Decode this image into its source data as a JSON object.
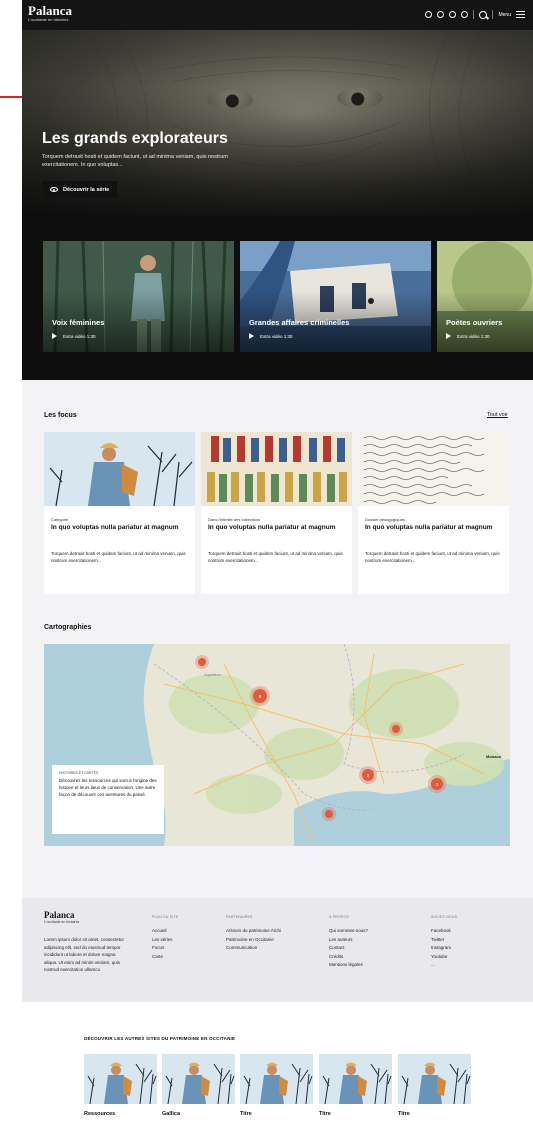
{
  "header": {
    "logo_name": "Palanca",
    "logo_tagline": "L'occitanie en histoires",
    "menu_label": "Menu"
  },
  "hero": {
    "title": "Les grands explorateurs",
    "description": "Torquem detraxit hosti et quidem faciunt, ut ad minima veniam, quis nostrum exercitationem. In quo voluptas...",
    "cta_label": "Découvrir la série"
  },
  "series": [
    {
      "title": "Voix féminines",
      "video": "Extra vidéo 1:30"
    },
    {
      "title": "Grandes affaires criminelles",
      "video": "Extra vidéo 1:30"
    },
    {
      "title": "Poètes ouvriers",
      "video": "Extra vidéo 1:30"
    }
  ],
  "focus": {
    "title": "Les focus",
    "see_all": "Tout voir",
    "cards": [
      {
        "category": "Catégorie",
        "title": "In quo voluptas nulla pariatur at magnum",
        "desc": "Torquem detraxit hosti et quidem faciunt, ut ad minima veniam, quis nostrum exercitationem..."
      },
      {
        "category": "Dans l'intimité des collections",
        "title": "In quo voluptas nulla pariatur at magnum",
        "desc": "Torquem detraxit hosti et quidem faciunt, ut ad minima veniam, quis nostrum exercitationem..."
      },
      {
        "category": "Dossier pédagogiques",
        "title": "In quo voluptas nulla pariatur at magnum",
        "desc": "Torquem detraxit hosti et quidem faciunt, ut ad minima veniam, quis nostrum exercitationem..."
      }
    ]
  },
  "map": {
    "title": "Cartographies",
    "note_kicker": "HISTOIRES ET CARTES",
    "note_text": "Découvrez les ressources qui sont à l'origine des histoire et leurs lieux de conservation. Une autre façon de découvrir ces aventures du passé.",
    "clusters": [
      {
        "label": ""
      },
      {
        "label": "6"
      },
      {
        "label": ""
      },
      {
        "label": "2"
      },
      {
        "label": "3"
      },
      {
        "label": ""
      }
    ],
    "city_labels": [
      "Aquitaine",
      "Monaco"
    ]
  },
  "footer": {
    "logo_name": "Palanca",
    "logo_tagline": "L'occitanie en histoires",
    "about": "Lorem ipsum dolor sit amet, consectetur adipiscing elit, sed do eiusmod tempor incididunt ut labore et dolore magna aliqua. Ut enim ad minim veniam, quis nostrud exercitation ullamco",
    "columns": [
      {
        "heading": "PLAN DU SITE",
        "items": [
          "Accueil",
          "Les séries",
          "Focus",
          "Carte"
        ]
      },
      {
        "heading": "PARTENAIRES",
        "items": [
          "Acteurs du patrimoine Archi",
          "Patrimoine en Occitanie",
          "Communication"
        ]
      },
      {
        "heading": "À PROPOS",
        "items": [
          "Qui sommes-nous?",
          "Les auteurs",
          "Contact",
          "Crédits",
          "Mentions légales"
        ]
      },
      {
        "heading": "SUIVEZ-NOUS",
        "items": [
          "Facebook",
          "Twitter",
          "Instagram",
          "Youtube",
          "..."
        ]
      }
    ]
  },
  "other_sites": {
    "title": "DÉCOUVRIR LES AUTRES SITES DU PATRIMOINE EN OCCITANIE",
    "sites": [
      {
        "label": "Ressources"
      },
      {
        "label": "Gallica"
      },
      {
        "label": "Titre"
      },
      {
        "label": "Titre"
      },
      {
        "label": "Titre"
      }
    ]
  },
  "colors": {
    "accent": "#e0241b",
    "marker": "#e25a3c",
    "dark": "#141414"
  }
}
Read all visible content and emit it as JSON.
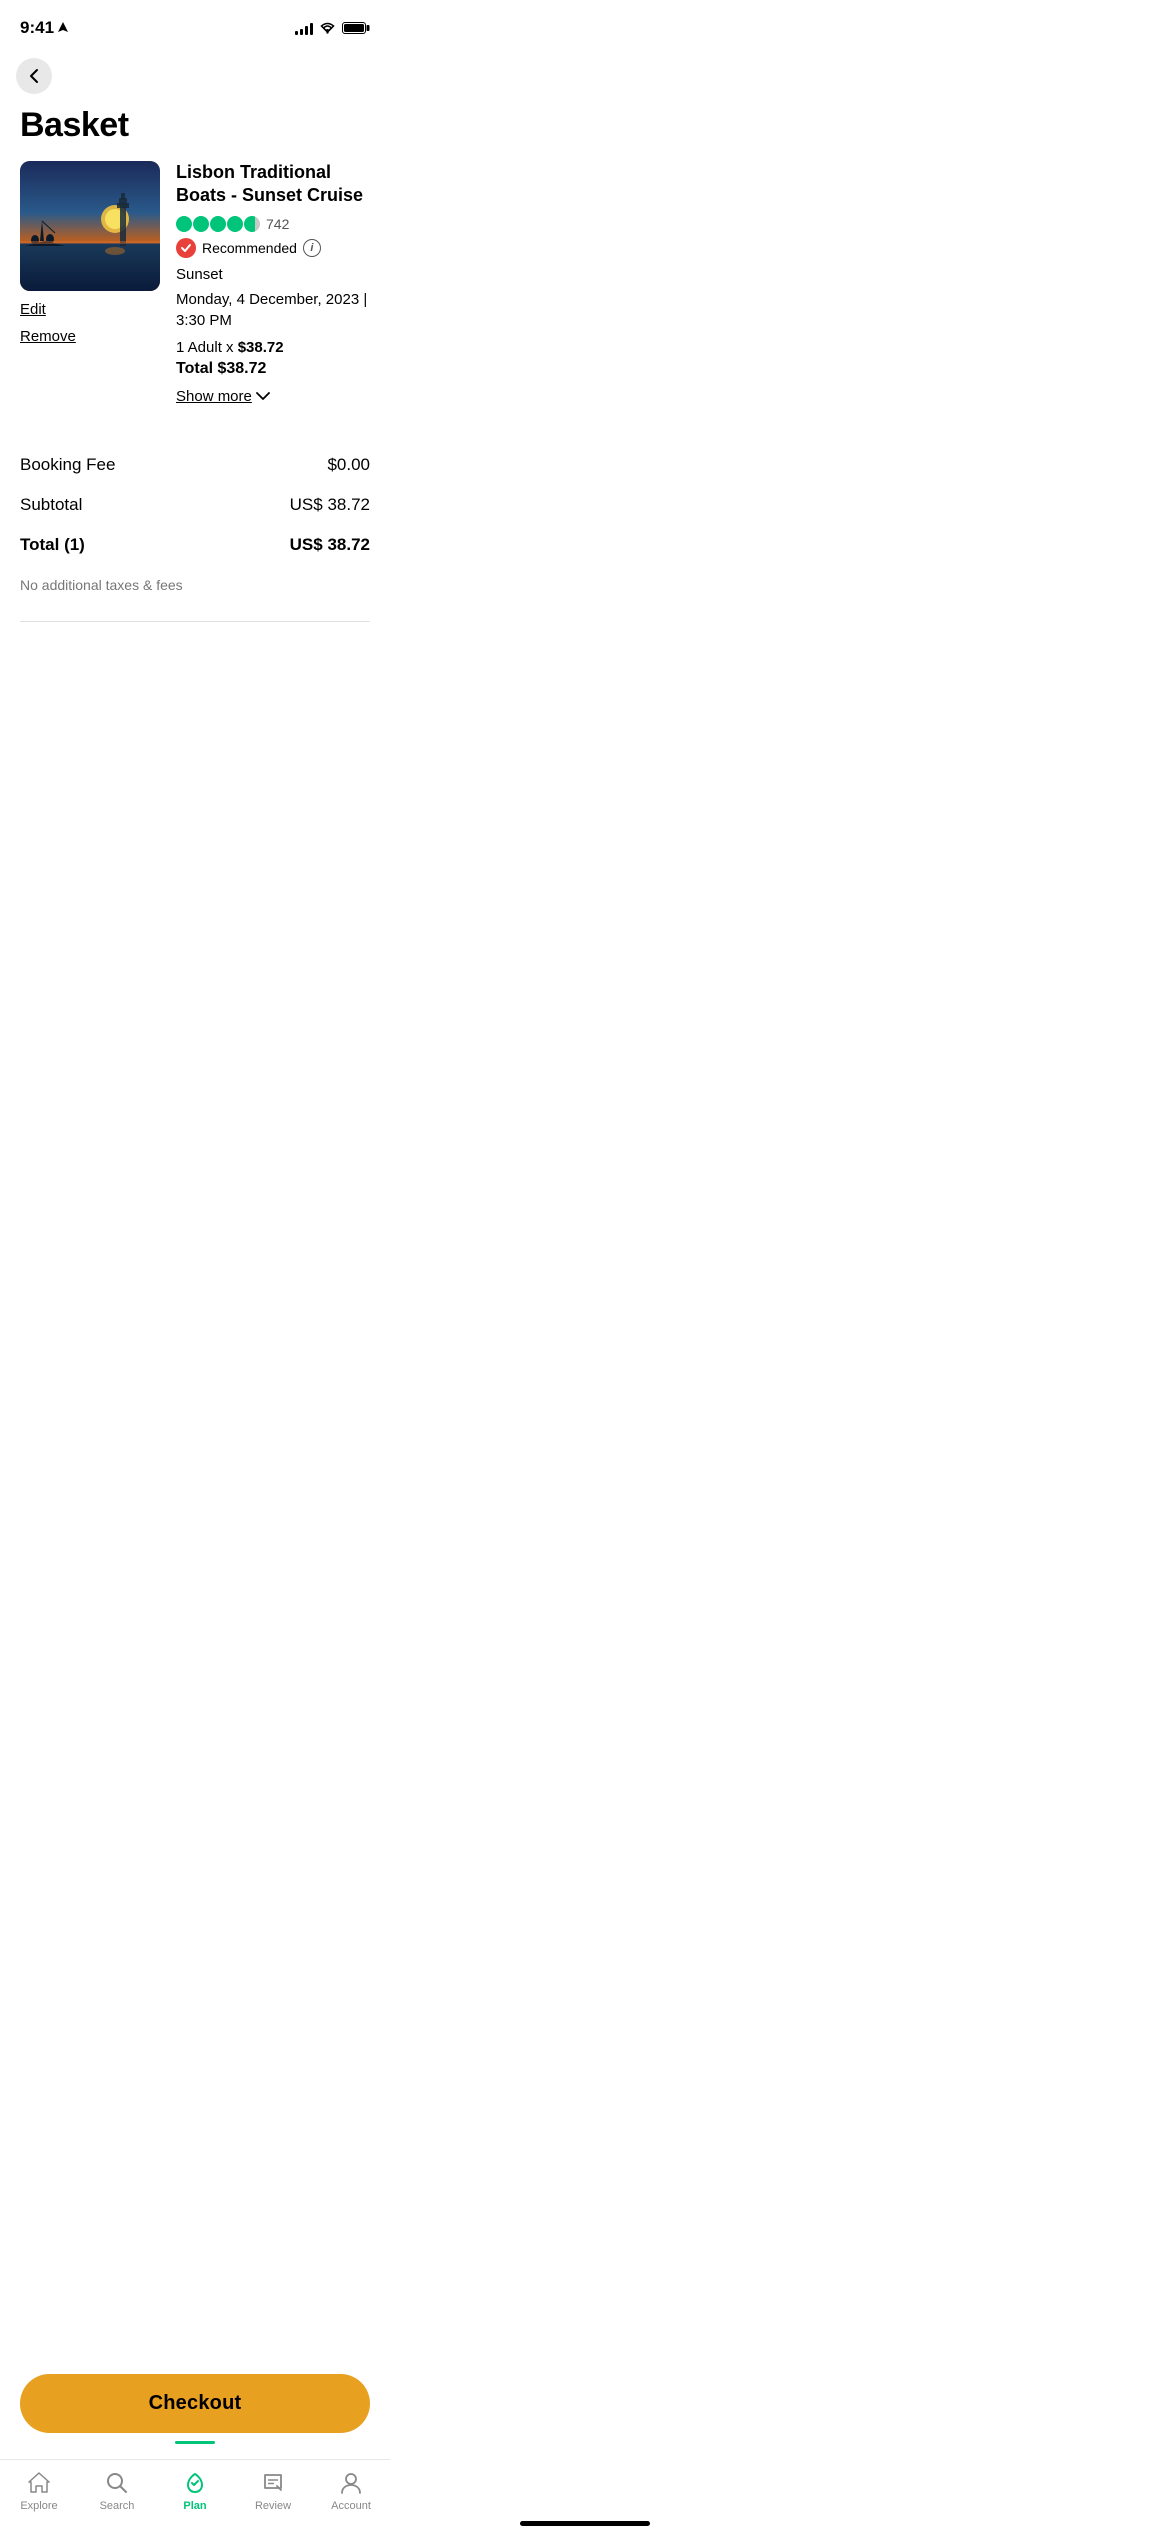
{
  "statusBar": {
    "time": "9:41",
    "locationIcon": "▶"
  },
  "header": {
    "backButton": "‹",
    "title": "Basket"
  },
  "item": {
    "title": "Lisbon Traditional Boats - Sunset Cruise",
    "ratingCount": "742",
    "recommendedLabel": "Recommended",
    "category": "Sunset",
    "date": "Monday, 4 December, 2023 | 3:30 PM",
    "pricePerAdult": "1 Adult x ",
    "pricePerValue": "$38.72",
    "totalLabel": "Total ",
    "totalValue": "$38.72",
    "showMoreLabel": "Show more",
    "editLabel": "Edit",
    "removeLabel": "Remove"
  },
  "summary": {
    "bookingFeeLabel": "Booking Fee",
    "bookingFeeValue": "$0.00",
    "subtotalLabel": "Subtotal",
    "subtotalValue": "US$ 38.72",
    "totalLabel": "Total (1)",
    "totalValue": "US$ 38.72",
    "taxNote": "No additional taxes & fees"
  },
  "checkout": {
    "buttonLabel": "Checkout"
  },
  "bottomNav": {
    "items": [
      {
        "id": "explore",
        "label": "Explore",
        "active": false
      },
      {
        "id": "search",
        "label": "Search",
        "active": false
      },
      {
        "id": "plan",
        "label": "Plan",
        "active": true
      },
      {
        "id": "review",
        "label": "Review",
        "active": false
      },
      {
        "id": "account",
        "label": "Account",
        "active": false
      }
    ]
  }
}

──────────────────────────────

Work required: Restate the records above in full, word for word. Keep pictures out.

Full answer:
Decode this image into its source data as a JSON object.
{
  "header": {
    "logo_name": "Palanca",
    "logo_tagline": "L'occitanie en histoires",
    "menu_label": "Menu"
  },
  "hero": {
    "title": "Les grands explorateurs",
    "description": "Torquem detraxit hosti et quidem faciunt, ut ad minima veniam, quis nostrum exercitationem. In quo voluptas...",
    "cta_label": "Découvrir la série"
  },
  "series": [
    {
      "title": "Voix féminines",
      "video": "Extra vidéo 1:30"
    },
    {
      "title": "Grandes affaires criminelles",
      "video": "Extra vidéo 1:30"
    },
    {
      "title": "Poètes ouvriers",
      "video": "Extra vidéo 1:30"
    }
  ],
  "focus": {
    "title": "Les focus",
    "see_all": "Tout voir",
    "cards": [
      {
        "category": "Catégorie",
        "title": "In quo voluptas nulla pariatur at magnum",
        "desc": "Torquem detraxit hosti et quidem faciunt, ut ad minima veniam, quis nostrum exercitationem..."
      },
      {
        "category": "Dans l'intimité des collections",
        "title": "In quo voluptas nulla pariatur at magnum",
        "desc": "Torquem detraxit hosti et quidem faciunt, ut ad minima veniam, quis nostrum exercitationem..."
      },
      {
        "category": "Dossier pédagogiques",
        "title": "In quo voluptas nulla pariatur at magnum",
        "desc": "Torquem detraxit hosti et quidem faciunt, ut ad minima veniam, quis nostrum exercitationem..."
      }
    ]
  },
  "map": {
    "title": "Cartographies",
    "note_kicker": "HISTOIRES ET CARTES",
    "note_text": "Découvrez les ressources qui sont à l'origine des histoire et leurs lieux de conservation. Une autre façon de découvrir ces aventures du passé.",
    "clusters": [
      {
        "label": ""
      },
      {
        "label": "6"
      },
      {
        "label": ""
      },
      {
        "label": "2"
      },
      {
        "label": "3"
      },
      {
        "label": ""
      }
    ],
    "city_labels": [
      "Aquitaine",
      "Monaco"
    ]
  },
  "footer": {
    "logo_name": "Palanca",
    "logo_tagline": "L'occitanie en histoires",
    "about": "Lorem ipsum dolor sit amet, consectetur adipiscing elit, sed do eiusmod tempor incididunt ut labore et dolore magna aliqua. Ut enim ad minim veniam, quis nostrud exercitation ullamco",
    "columns": [
      {
        "heading": "PLAN DU SITE",
        "items": [
          "Accueil",
          "Les séries",
          "Focus",
          "Carte"
        ]
      },
      {
        "heading": "PARTENAIRES",
        "items": [
          "Acteurs du patrimoine Archi",
          "Patrimoine en Occitanie",
          "Communication"
        ]
      },
      {
        "heading": "À PROPOS",
        "items": [
          "Qui sommes-nous?",
          "Les auteurs",
          "Contact",
          "Crédits",
          "Mentions légales"
        ]
      },
      {
        "heading": "SUIVEZ-NOUS",
        "items": [
          "Facebook",
          "Twitter",
          "Instagram",
          "Youtube",
          "..."
        ]
      }
    ]
  },
  "other_sites": {
    "title": "DÉCOUVRIR LES AUTRES SITES DU PATRIMOINE EN OCCITANIE",
    "sites": [
      {
        "label": "Ressources"
      },
      {
        "label": "Gallica"
      },
      {
        "label": "Titre"
      },
      {
        "label": "Titre"
      },
      {
        "label": "Titre"
      }
    ]
  },
  "colors": {
    "accent": "#e0241b",
    "marker": "#e25a3c",
    "dark": "#141414"
  }
}
Read all visible content and emit it as JSON.
{
  "statusBar": {
    "time": "9:41",
    "locationIcon": "▶"
  },
  "header": {
    "backButton": "‹",
    "title": "Basket"
  },
  "item": {
    "title": "Lisbon Traditional Boats - Sunset Cruise",
    "ratingCount": "742",
    "recommendedLabel": "Recommended",
    "category": "Sunset",
    "date": "Monday, 4 December, 2023 | 3:30 PM",
    "pricePerAdult": "1 Adult x ",
    "pricePerValue": "$38.72",
    "totalLabel": "Total ",
    "totalValue": "$38.72",
    "showMoreLabel": "Show more",
    "editLabel": "Edit",
    "removeLabel": "Remove"
  },
  "summary": {
    "bookingFeeLabel": "Booking Fee",
    "bookingFeeValue": "$0.00",
    "subtotalLabel": "Subtotal",
    "subtotalValue": "US$ 38.72",
    "totalLabel": "Total (1)",
    "totalValue": "US$ 38.72",
    "taxNote": "No additional taxes & fees"
  },
  "checkout": {
    "buttonLabel": "Checkout"
  },
  "bottomNav": {
    "items": [
      {
        "id": "explore",
        "label": "Explore",
        "active": false
      },
      {
        "id": "search",
        "label": "Search",
        "active": false
      },
      {
        "id": "plan",
        "label": "Plan",
        "active": true
      },
      {
        "id": "review",
        "label": "Review",
        "active": false
      },
      {
        "id": "account",
        "label": "Account",
        "active": false
      }
    ]
  }
}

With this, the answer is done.